§ Material for this exercise:
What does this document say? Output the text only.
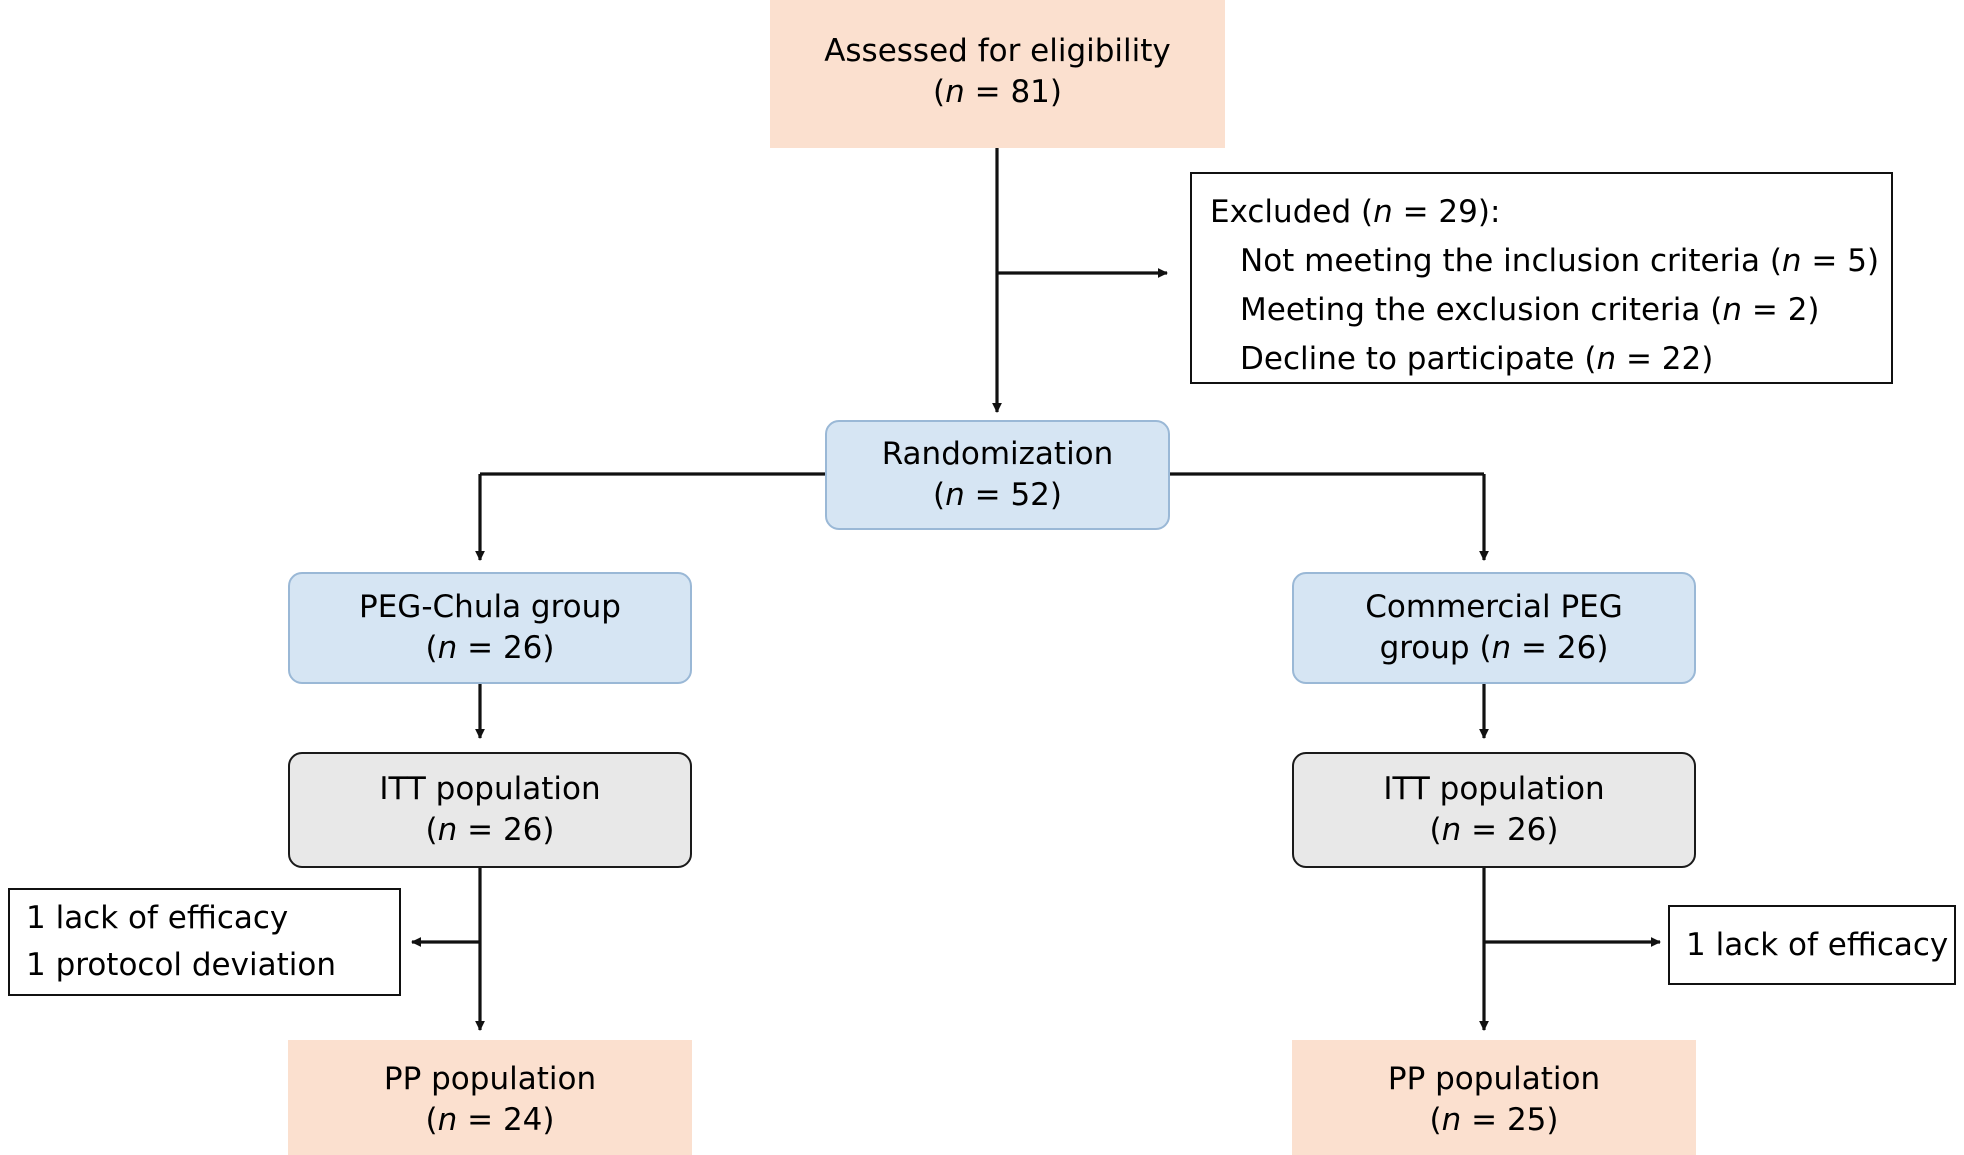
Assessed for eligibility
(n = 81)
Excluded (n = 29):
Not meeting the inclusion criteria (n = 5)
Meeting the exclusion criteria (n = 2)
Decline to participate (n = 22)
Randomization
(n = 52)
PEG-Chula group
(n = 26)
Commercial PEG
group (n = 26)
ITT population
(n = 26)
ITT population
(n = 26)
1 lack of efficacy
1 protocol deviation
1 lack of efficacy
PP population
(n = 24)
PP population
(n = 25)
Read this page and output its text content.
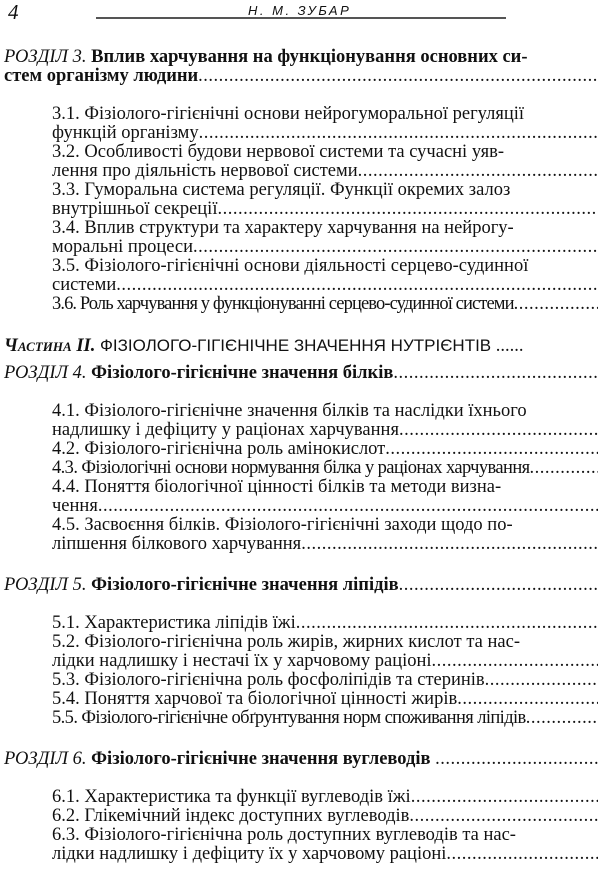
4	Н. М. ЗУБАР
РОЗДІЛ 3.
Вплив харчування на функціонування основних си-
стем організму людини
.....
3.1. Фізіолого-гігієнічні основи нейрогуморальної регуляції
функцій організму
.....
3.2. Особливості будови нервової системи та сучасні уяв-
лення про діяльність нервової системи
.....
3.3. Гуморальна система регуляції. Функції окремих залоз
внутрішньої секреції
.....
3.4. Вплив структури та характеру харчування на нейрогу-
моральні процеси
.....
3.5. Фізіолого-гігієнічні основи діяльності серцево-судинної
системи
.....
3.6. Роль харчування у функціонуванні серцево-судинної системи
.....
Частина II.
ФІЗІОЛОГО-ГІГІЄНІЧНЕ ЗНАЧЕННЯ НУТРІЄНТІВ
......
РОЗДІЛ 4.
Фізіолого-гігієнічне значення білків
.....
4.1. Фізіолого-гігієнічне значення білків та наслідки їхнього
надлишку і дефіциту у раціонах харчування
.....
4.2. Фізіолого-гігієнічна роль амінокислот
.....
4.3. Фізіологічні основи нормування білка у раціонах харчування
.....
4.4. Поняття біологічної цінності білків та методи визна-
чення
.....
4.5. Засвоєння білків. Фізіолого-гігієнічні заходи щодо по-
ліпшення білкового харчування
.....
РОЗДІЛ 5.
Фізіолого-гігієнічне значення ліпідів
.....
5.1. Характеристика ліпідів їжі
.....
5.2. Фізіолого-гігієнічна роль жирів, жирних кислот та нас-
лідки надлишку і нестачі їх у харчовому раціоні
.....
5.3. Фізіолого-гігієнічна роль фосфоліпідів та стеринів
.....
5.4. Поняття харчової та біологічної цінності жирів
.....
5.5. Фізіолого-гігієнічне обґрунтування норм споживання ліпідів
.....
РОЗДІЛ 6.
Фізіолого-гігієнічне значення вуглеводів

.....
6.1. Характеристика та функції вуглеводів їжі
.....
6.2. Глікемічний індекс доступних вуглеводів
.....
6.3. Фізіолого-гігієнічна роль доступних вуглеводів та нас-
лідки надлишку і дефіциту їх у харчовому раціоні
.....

§ Goal: Print the records word for word and exclude any picture they hold.

§ Problem solution:
What does this document say? Output the text only.
Assessed for eligibility
(n = 81)
Excluded (n = 29):
Not meeting the inclusion criteria (n = 5)
Meeting the exclusion criteria (n = 2)
Decline to participate (n = 22)
Randomization
(n = 52)
PEG-Chula group
(n = 26)
Commercial PEG
group (n = 26)
ITT population
(n = 26)
ITT population
(n = 26)
1 lack of efficacy
1 protocol deviation
1 lack of efficacy
PP population
(n = 24)
PP population
(n = 25)
Read this page and output its text content.
4	Н. М. ЗУБАР
РОЗДІЛ 3.
Вплив харчування на функціонування основних си-
стем організму людини
.....
3.1. Фізіолого-гігієнічні основи нейрогуморальної регуляції
функцій організму
.....
3.2. Особливості будови нервової системи та сучасні уяв-
лення про діяльність нервової системи
.....
3.3. Гуморальна система регуляції. Функції окремих залоз
внутрішньої секреції
.....
3.4. Вплив структури та характеру харчування на нейрогу-
моральні процеси
.....
3.5. Фізіолого-гігієнічні основи діяльності серцево-судинної
системи
.....
3.6. Роль харчування у функціонуванні серцево-судинної системи
.....
Частина II.
ФІЗІОЛОГО-ГІГІЄНІЧНЕ ЗНАЧЕННЯ НУТРІЄНТІВ
......
РОЗДІЛ 4.
Фізіолого-гігієнічне значення білків
.....
4.1. Фізіолого-гігієнічне значення білків та наслідки їхнього
надлишку і дефіциту у раціонах харчування
.....
4.2. Фізіолого-гігієнічна роль амінокислот
.....
4.3. Фізіологічні основи нормування білка у раціонах харчування
.....
4.4. Поняття біологічної цінності білків та методи визна-
чення
.....
4.5. Засвоєння білків. Фізіолого-гігієнічні заходи щодо по-
ліпшення білкового харчування
.....
РОЗДІЛ 5.
Фізіолого-гігієнічне значення ліпідів
.....
5.1. Характеристика ліпідів їжі
.....
5.2. Фізіолого-гігієнічна роль жирів, жирних кислот та нас-
лідки надлишку і нестачі їх у харчовому раціоні
.....
5.3. Фізіолого-гігієнічна роль фосфоліпідів та стеринів
.....
5.4. Поняття харчової та біологічної цінності жирів
.....
5.5. Фізіолого-гігієнічне обґрунтування норм споживання ліпідів
.....
РОЗДІЛ 6.
Фізіолого-гігієнічне значення вуглеводів

.....
6.1. Характеристика та функції вуглеводів їжі
.....
6.2. Глікемічний індекс доступних вуглеводів
.....
6.3. Фізіолого-гігієнічна роль доступних вуглеводів та нас-
лідки надлишку і дефіциту їх у харчовому раціоні
.....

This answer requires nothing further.